[start Materials provided]

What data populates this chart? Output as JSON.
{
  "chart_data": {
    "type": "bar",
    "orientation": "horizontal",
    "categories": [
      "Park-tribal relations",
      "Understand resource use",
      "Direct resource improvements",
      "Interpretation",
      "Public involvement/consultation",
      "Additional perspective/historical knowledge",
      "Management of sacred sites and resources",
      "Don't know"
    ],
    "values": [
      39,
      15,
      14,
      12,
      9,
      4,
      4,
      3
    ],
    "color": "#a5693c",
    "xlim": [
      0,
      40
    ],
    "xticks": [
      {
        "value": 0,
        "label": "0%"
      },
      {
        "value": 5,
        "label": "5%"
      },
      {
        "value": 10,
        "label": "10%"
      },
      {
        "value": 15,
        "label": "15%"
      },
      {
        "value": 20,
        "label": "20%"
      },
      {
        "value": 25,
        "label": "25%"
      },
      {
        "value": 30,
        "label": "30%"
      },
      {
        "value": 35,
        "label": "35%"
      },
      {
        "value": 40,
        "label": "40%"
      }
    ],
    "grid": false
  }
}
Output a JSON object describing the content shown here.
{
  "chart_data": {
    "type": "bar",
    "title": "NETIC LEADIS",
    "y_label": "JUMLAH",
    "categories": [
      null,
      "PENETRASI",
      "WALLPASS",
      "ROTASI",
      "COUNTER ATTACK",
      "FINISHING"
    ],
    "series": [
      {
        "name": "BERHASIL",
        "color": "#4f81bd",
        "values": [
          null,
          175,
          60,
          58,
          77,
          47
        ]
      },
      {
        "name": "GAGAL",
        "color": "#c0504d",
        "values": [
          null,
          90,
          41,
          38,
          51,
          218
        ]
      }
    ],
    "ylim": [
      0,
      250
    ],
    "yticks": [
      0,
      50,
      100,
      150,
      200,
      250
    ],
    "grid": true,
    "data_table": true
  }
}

[end Materials provided]

=== Your goal ===
Write out every entry word for word.

=== Task response ===
What data populates this chart? Output as JSON.
{
  "chart_data": {
    "type": "bar",
    "orientation": "horizontal",
    "categories": [
      "Park-tribal relations",
      "Understand resource use",
      "Direct resource improvements",
      "Interpretation",
      "Public involvement/consultation",
      "Additional perspective/historical knowledge",
      "Management of sacred sites and resources",
      "Don't know"
    ],
    "values": [
      39,
      15,
      14,
      12,
      9,
      4,
      4,
      3
    ],
    "color": "#a5693c",
    "xlim": [
      0,
      40
    ],
    "xticks": [
      {
        "value": 0,
        "label": "0%"
      },
      {
        "value": 5,
        "label": "5%"
      },
      {
        "value": 10,
        "label": "10%"
      },
      {
        "value": 15,
        "label": "15%"
      },
      {
        "value": 20,
        "label": "20%"
      },
      {
        "value": 25,
        "label": "25%"
      },
      {
        "value": 30,
        "label": "30%"
      },
      {
        "value": 35,
        "label": "35%"
      },
      {
        "value": 40,
        "label": "40%"
      }
    ],
    "grid": false
  }
}
Output a JSON object describing the content shown here.
{
  "chart_data": {
    "type": "bar",
    "title": "NETIC LEADIS",
    "y_label": "JUMLAH",
    "categories": [
      null,
      "PENETRASI",
      "WALLPASS",
      "ROTASI",
      "COUNTER ATTACK",
      "FINISHING"
    ],
    "series": [
      {
        "name": "BERHASIL",
        "color": "#4f81bd",
        "values": [
          null,
          175,
          60,
          58,
          77,
          47
        ]
      },
      {
        "name": "GAGAL",
        "color": "#c0504d",
        "values": [
          null,
          90,
          41,
          38,
          51,
          218
        ]
      }
    ],
    "ylim": [
      0,
      250
    ],
    "yticks": [
      0,
      50,
      100,
      150,
      200,
      250
    ],
    "grid": true,
    "data_table": true
  }
}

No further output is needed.